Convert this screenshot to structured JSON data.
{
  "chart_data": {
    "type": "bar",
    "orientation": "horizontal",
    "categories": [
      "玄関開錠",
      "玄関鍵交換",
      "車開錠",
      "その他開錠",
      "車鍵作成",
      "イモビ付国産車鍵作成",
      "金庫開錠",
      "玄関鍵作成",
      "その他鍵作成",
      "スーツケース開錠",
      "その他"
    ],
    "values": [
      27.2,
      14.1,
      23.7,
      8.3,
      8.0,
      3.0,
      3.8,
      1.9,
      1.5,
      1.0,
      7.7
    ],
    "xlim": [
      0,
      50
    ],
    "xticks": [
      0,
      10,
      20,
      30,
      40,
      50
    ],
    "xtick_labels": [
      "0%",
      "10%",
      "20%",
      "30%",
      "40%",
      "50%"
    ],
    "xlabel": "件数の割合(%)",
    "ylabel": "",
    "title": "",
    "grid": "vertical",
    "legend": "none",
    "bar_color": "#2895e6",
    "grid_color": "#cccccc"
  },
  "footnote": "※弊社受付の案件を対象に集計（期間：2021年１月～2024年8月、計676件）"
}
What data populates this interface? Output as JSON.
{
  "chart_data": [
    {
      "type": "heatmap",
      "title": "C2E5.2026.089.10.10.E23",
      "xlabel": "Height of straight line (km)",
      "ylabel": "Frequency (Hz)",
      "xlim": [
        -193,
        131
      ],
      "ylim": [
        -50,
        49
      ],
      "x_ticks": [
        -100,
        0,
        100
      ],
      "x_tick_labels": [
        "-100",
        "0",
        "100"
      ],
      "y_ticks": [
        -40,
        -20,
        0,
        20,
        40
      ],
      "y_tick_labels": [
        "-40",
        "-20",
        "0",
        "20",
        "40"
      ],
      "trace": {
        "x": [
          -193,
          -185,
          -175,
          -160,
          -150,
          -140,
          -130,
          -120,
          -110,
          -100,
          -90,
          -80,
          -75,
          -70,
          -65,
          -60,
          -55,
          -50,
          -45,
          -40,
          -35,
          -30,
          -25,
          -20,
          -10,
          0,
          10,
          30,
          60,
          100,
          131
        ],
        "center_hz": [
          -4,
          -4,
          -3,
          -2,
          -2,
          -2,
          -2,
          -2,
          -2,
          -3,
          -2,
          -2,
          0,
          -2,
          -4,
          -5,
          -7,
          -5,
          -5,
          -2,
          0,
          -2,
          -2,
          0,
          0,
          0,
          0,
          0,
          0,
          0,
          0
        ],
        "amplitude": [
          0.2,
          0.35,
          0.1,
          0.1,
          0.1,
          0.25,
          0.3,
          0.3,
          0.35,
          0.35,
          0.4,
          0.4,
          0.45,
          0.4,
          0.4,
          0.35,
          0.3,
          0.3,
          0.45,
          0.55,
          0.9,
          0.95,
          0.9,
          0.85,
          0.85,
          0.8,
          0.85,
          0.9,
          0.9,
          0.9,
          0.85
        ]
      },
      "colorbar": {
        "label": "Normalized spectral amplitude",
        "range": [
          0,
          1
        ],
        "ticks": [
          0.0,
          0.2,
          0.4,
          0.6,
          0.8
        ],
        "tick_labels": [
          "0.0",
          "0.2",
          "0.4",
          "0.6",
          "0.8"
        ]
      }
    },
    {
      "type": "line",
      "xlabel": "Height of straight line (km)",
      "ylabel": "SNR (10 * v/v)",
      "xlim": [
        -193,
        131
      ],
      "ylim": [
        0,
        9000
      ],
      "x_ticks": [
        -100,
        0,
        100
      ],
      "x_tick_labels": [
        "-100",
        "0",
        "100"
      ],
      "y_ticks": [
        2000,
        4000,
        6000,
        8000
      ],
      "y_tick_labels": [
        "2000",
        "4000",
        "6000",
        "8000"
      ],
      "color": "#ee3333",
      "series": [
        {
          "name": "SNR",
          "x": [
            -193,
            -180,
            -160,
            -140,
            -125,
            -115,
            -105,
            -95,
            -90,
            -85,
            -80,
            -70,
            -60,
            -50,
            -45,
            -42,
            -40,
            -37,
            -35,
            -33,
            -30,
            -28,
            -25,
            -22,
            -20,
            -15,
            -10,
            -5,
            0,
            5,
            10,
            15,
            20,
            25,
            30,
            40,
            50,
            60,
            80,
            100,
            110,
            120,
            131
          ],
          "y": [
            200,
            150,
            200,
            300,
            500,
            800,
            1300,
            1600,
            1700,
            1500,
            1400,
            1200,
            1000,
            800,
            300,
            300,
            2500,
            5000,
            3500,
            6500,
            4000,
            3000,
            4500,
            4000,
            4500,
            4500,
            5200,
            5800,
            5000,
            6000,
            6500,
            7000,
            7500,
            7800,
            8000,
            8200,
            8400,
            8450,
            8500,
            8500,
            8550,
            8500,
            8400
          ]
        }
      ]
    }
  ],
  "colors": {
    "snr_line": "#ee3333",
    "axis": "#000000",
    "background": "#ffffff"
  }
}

» Aim:
Find the word "this" in the data and show each line that holds it.

» Correct result:
Convert this screenshot to structured JSON data.
What data populates this interface? Output as JSON.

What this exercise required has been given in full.